PROBLEM STATEMENT: Work out how many lines in the entries below include the word "value". Give nothing but the number.

• • • • • • •

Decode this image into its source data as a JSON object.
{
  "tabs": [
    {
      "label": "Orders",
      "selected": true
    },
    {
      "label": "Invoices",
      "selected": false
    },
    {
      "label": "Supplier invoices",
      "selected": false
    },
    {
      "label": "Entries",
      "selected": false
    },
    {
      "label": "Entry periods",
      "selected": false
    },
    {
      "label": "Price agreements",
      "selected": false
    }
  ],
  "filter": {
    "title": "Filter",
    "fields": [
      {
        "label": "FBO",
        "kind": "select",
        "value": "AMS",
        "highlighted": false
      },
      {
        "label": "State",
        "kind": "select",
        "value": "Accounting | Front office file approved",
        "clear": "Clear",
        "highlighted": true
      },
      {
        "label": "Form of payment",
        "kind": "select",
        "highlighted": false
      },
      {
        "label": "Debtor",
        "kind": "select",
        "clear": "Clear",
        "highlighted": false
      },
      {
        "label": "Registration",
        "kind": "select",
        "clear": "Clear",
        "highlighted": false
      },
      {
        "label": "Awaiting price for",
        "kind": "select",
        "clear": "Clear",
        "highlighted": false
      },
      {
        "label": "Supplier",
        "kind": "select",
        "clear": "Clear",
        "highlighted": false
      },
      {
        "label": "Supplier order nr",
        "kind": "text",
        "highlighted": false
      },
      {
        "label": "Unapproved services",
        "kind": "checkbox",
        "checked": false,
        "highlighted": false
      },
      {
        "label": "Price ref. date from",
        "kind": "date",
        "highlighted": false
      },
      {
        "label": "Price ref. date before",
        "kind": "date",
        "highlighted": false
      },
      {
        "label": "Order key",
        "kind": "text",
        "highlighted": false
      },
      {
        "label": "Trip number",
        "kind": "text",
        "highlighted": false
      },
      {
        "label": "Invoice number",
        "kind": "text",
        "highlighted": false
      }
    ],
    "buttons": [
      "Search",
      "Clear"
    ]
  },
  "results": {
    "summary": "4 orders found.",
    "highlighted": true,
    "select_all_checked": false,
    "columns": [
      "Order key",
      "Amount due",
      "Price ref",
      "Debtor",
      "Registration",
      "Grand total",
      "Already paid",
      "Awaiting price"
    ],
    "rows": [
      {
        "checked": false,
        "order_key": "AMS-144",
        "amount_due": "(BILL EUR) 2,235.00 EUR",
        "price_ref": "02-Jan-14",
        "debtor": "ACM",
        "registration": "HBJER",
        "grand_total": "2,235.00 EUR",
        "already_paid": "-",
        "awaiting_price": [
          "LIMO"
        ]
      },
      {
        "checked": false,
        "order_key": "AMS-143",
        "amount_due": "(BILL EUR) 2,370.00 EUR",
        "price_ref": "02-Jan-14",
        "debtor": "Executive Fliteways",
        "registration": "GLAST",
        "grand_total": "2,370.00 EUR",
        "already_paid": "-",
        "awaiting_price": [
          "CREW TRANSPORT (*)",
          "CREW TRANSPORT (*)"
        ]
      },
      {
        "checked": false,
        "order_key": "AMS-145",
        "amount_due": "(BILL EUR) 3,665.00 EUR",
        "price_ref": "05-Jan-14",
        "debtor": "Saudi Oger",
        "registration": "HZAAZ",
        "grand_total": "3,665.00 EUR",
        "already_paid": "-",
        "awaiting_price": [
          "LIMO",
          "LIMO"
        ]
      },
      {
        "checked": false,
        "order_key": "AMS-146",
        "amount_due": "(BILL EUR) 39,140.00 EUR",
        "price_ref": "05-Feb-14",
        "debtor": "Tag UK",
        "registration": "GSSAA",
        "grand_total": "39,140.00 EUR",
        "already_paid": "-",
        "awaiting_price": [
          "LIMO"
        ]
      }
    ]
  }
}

• • • • • • •

SOLUTION: 2